— START OF DATA SUPPLIED —

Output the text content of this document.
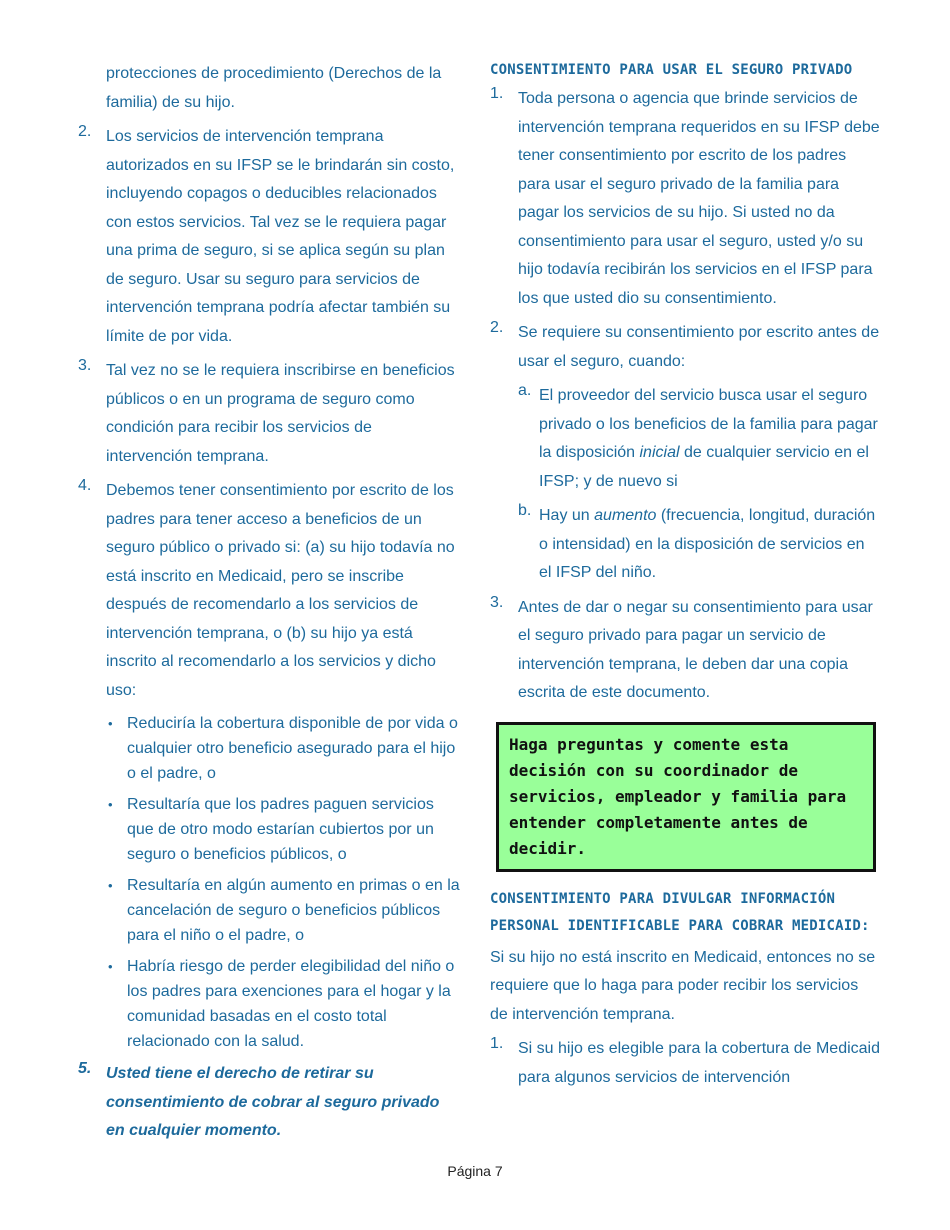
protecciones de procedimiento (Derechos de la familia) de su hijo.

2. Los servicios de intervención temprana autorizados en su IFSP se le brindarán sin costo, incluyendo copagos o deducibles relacionados con estos servicios. Tal vez se le requiera pagar una prima de seguro, si se aplica según su plan de seguro. Usar su seguro para servicios de intervención temprana podría afectar también su límite de por vida.

3. Tal vez no se le requiera inscribirse en beneficios públicos o en un programa de seguro como condición para recibir los servicios de intervención temprana.

4. Debemos tener consentimiento por escrito de los padres para tener acceso a beneficios de un seguro público o privado si: (a) su hijo todavía no está inscrito en Medicaid, pero se inscribe después de recomendarlo a los servicios de intervención temprana, o (b) su hijo ya está inscrito al recomendarlo a los servicios y dicho uso:

• Reduciría la cobertura disponible de por vida o cualquier otro beneficio asegurado para el hijo o el padre, o
• Resultaría que los padres paguen servicios que de otro modo estarían cubiertos por un seguro o beneficios públicos, o
• Resultaría en algún aumento en primas o en la cancelación de seguro o beneficios públicos para el niño o el padre, o
• Habría riesgo de perder elegibilidad del niño o los padres para exenciones para el hogar y la comunidad basadas en el costo total relacionado con la salud.
5. Usted tiene el derecho de retirar su consentimiento de cobrar al seguro privado en cualquier momento.

CONSENTIMIENTO PARA USAR EL SEGURO PRIVADO
1. Toda persona o agencia que brinde servicios de intervención temprana requeridos en su IFSP debe tener consentimiento por escrito de los padres para usar el seguro privado de la familia para pagar los servicios de su hijo. Si usted no da consentimiento para usar el seguro, usted y/o su hijo todavía recibirán los servicios en el IFSP para los que usted dio su consentimiento.

2. Se requiere su consentimiento por escrito antes de usar el seguro, cuando:

a. El proveedor del servicio busca usar el seguro privado o los beneficios de la familia para pagar la disposición inicial de cualquier servicio en el IFSP; y de nuevo si

b. Hay un aumento (frecuencia, longitud, duración o intensidad) en la disposición de servicios en el IFSP del niño.

3. Antes de dar o negar su consentimiento para usar el seguro privado para pagar un servicio de intervención temprana, le deben dar una copia escrita de este documento.

Haga preguntas y comente esta decisión con su coordinador de servicios, empleador y familia para entender completamente antes de decidir.
CONSENTIMIENTO PARA DIVULGAR INFORMACIÓN PERSONAL IDENTIFICABLE PARA COBRAR MEDICAID:

Si su hijo no está inscrito en Medicaid, entonces no se requiere que lo haga para poder recibir los servicios de intervención temprana.

1. Si su hijo es elegible para la cobertura de Medicaid para algunos servicios de intervención

Página 7
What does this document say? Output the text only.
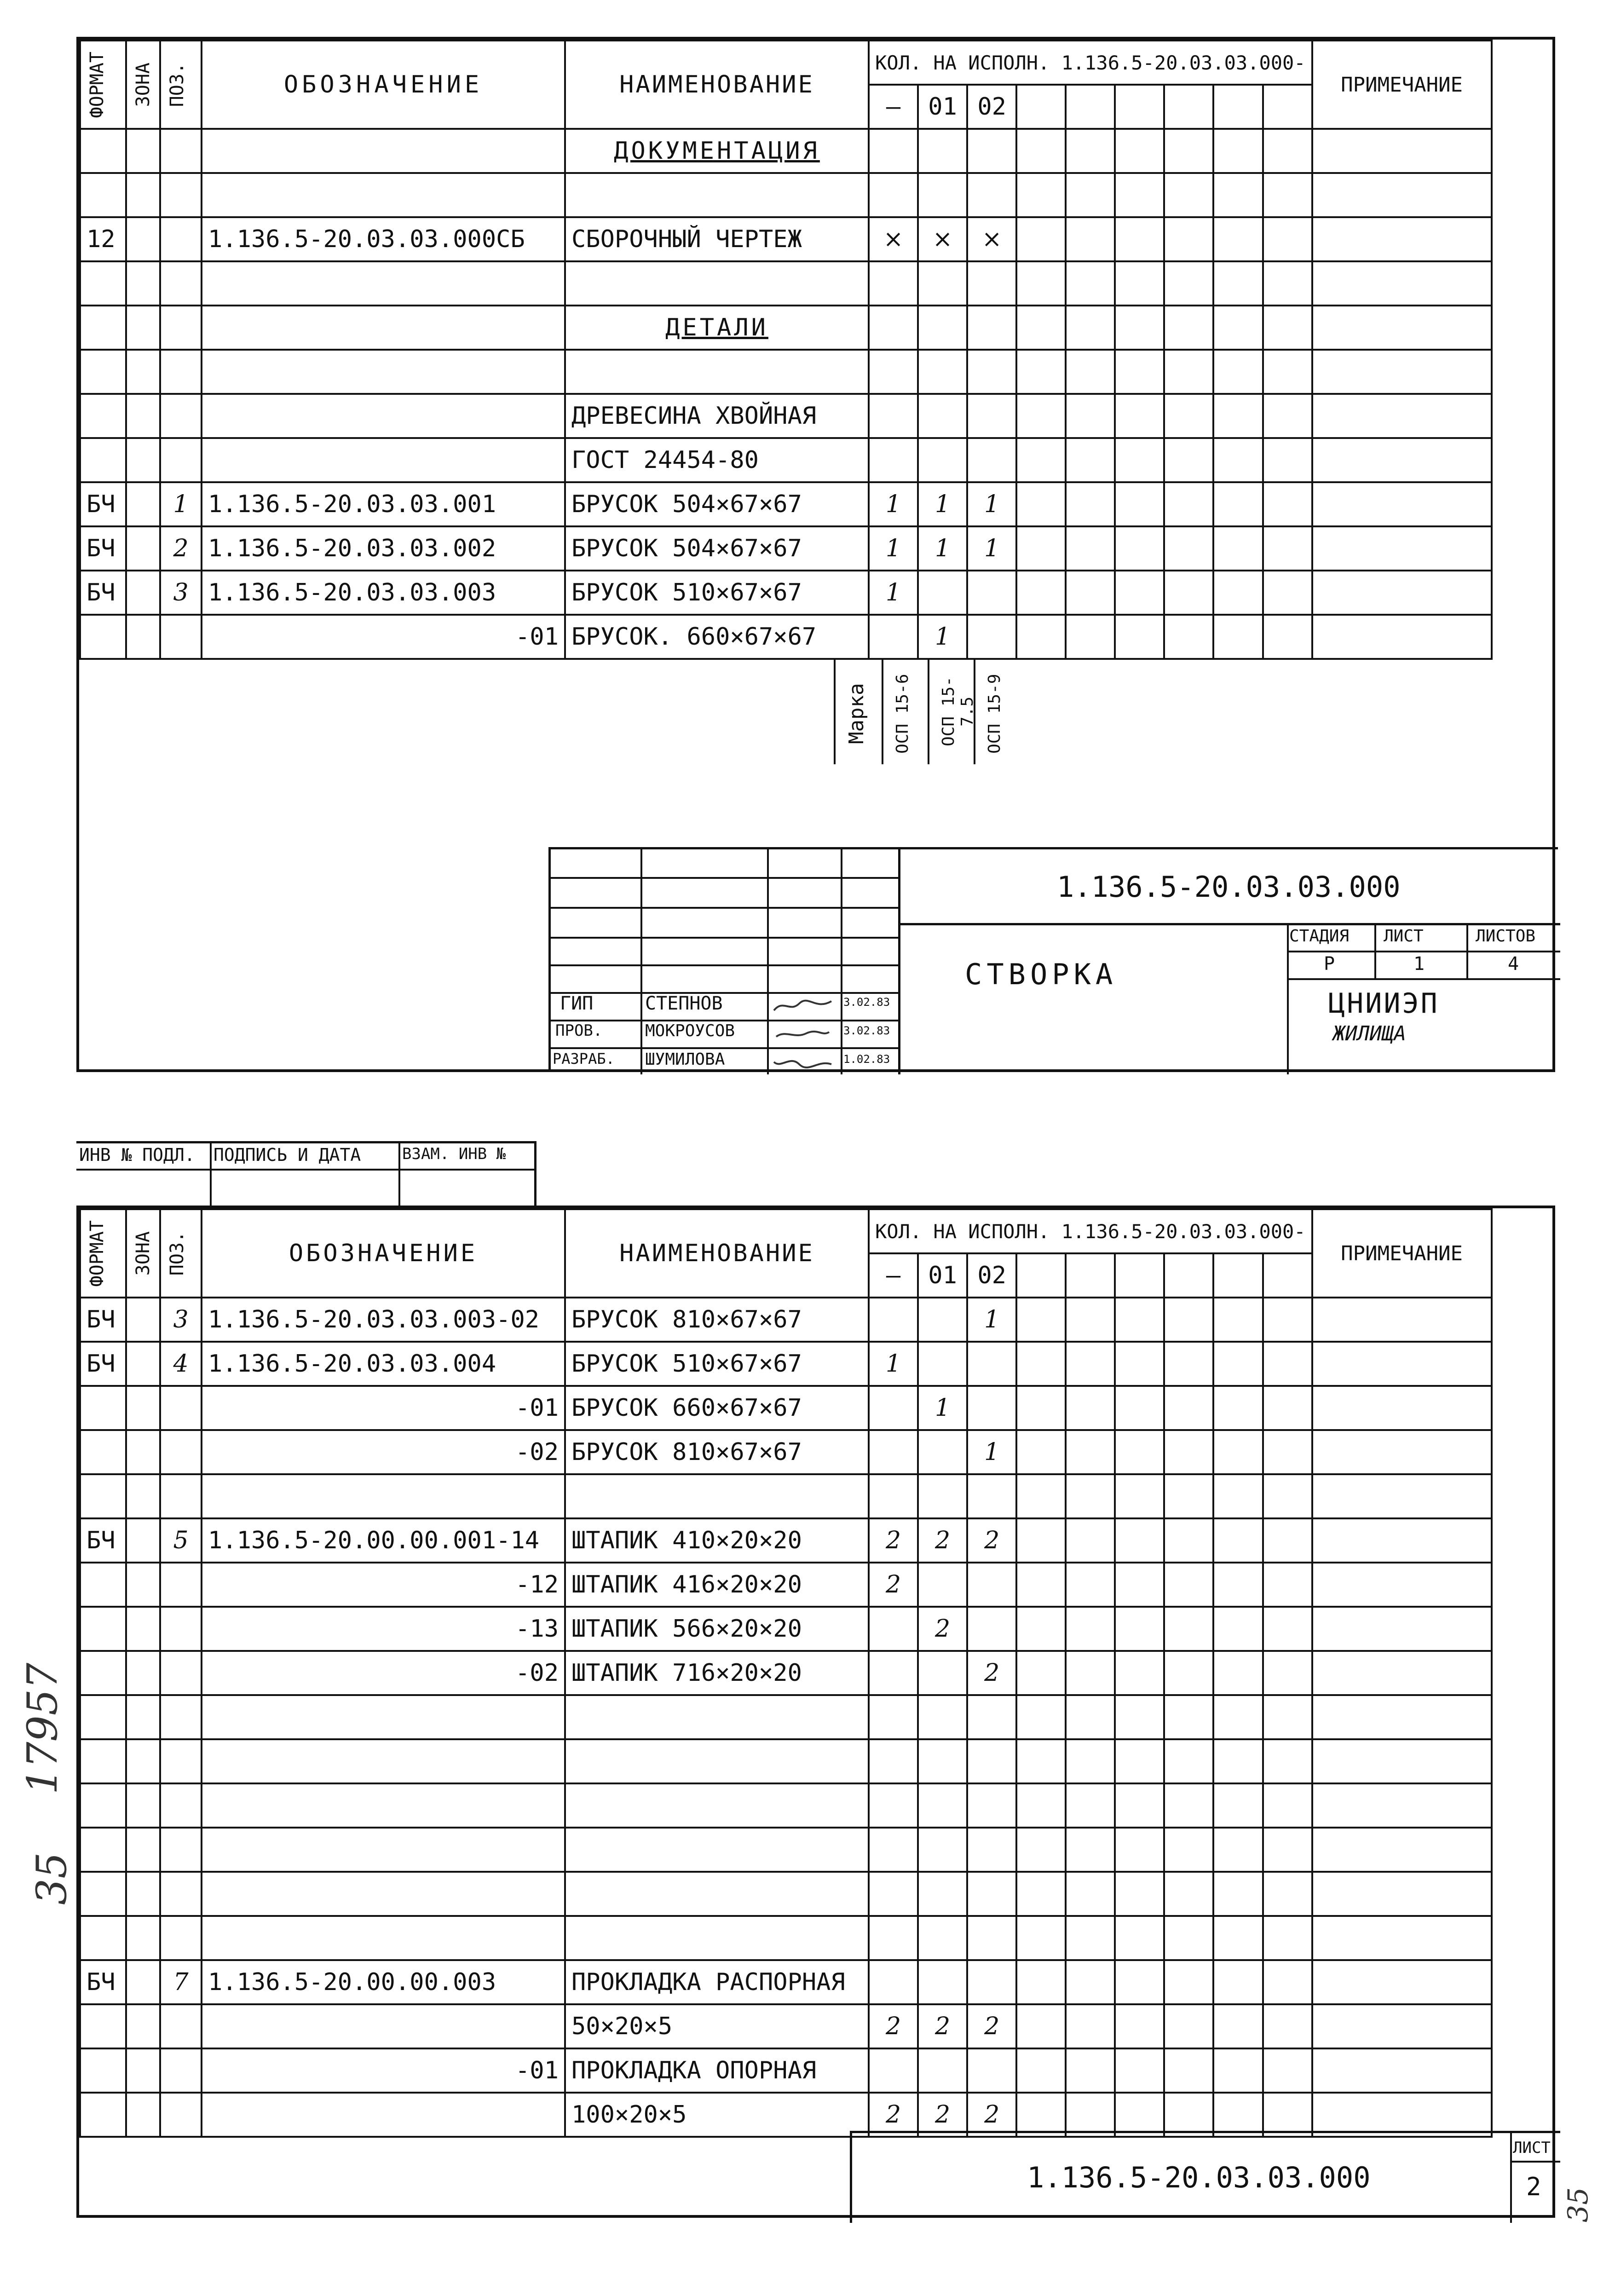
ФОРМАТ	ЗОНА	ПОЗ.	ОБОЗНАЧЕНИЕ	НАИМЕНОВАНИЕ	КОЛ. НА ИСПОЛН. 1.136.5-20.03.03.000-									ПРИМЕЧАНИЕ
					—	01	02							
				ДОКУМЕНТАЦИЯ										

12			1.136.5-20.03.03.000СБ	СБОРОЧНЫЙ ЧЕРТЕЖ	×	×	×							

				ДЕТАЛИ										

				ДРЕВЕСИНА ХВОЙНАЯ										
				ГОСТ 24454-80										
БЧ		1	1.136.5-20.03.03.001	БРУСОК 504×67×67	1	1	1							
БЧ		2	1.136.5-20.03.03.002	БРУСОК 504×67×67	1	1	1							
БЧ		3	1.136.5-20.03.03.003	БРУСОК 510×67×67	1									
			-01	БРУСОК. 660×67×67		1								
Марка ОСП 15-6 ОСП 15-7.5 ОСП 15-9
1.136.5-20.03.03.000
СТВОРКА
СТАДИЯ ЛИСТ	ЛИСТОВ
Р	1	4
ЦНИИЭП
ЖИЛИЩА
ГИП	СТЕПНОВ	3.02.83
ПРОВ.	МОКРОУСОВ	3.02.83
РАЗРАБ. ШУМИЛОВА	1.02.83
ИНВ № ПОДЛ. ПОДПИСЬ И ДАТА	ВЗАМ. ИНВ №
ФОРМАТ	ЗОНА	ПОЗ.	ОБОЗНАЧЕНИЕ	НАИМЕНОВАНИЕ	КОЛ. НА ИСПОЛН. 1.136.5-20.03.03.000-									ПРИМЕЧАНИЕ
					—	01	02							
БЧ		3	1.136.5-20.03.03.003-02	БРУСОК 810×67×67			1							
БЧ		4	1.136.5-20.03.03.004	БРУСОК 510×67×67	1									
			-01	БРУСОК 660×67×67		1								
			-02	БРУСОК 810×67×67			1							

БЧ		5	1.136.5-20.00.00.001-14	ШТАПИК 410×20×20	2	2	2							
			-12	ШТАПИК 416×20×20	2									
			-13	ШТАПИК 566×20×20		2								
			-02	ШТАПИК 716×20×20			2							

БЧ		7	1.136.5-20.00.00.003	ПРОКЛАДКА РАСПОРНАЯ										
				50×20×5	2	2	2							
			-01	ПРОКЛАДКА ОПОРНАЯ										
				100×20×5	2	2	2							
1.136.5-20.03.03.000
ЛИСТ
2
17957
35
35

— END OF DATA SUPPLIED —

▶ [WRITTEN PROBLEM]: Filter the listing for the word "niño" and copy every line that holds it.

▶ [RESULT OF THIS TASK]:
• Resultaría en algún aumento en primas o en la cancelación de seguro o beneficios públicos para el niño o el padre, o
• Habría riesgo de perder elegibilidad del niño o los padres para exenciones para el hogar y la comunidad basadas en el costo total relacionado con la salud.
b. Hay un aumento (frecuencia, longitud, duración o intensidad) en la disposición de servicios en el IFSP del niño.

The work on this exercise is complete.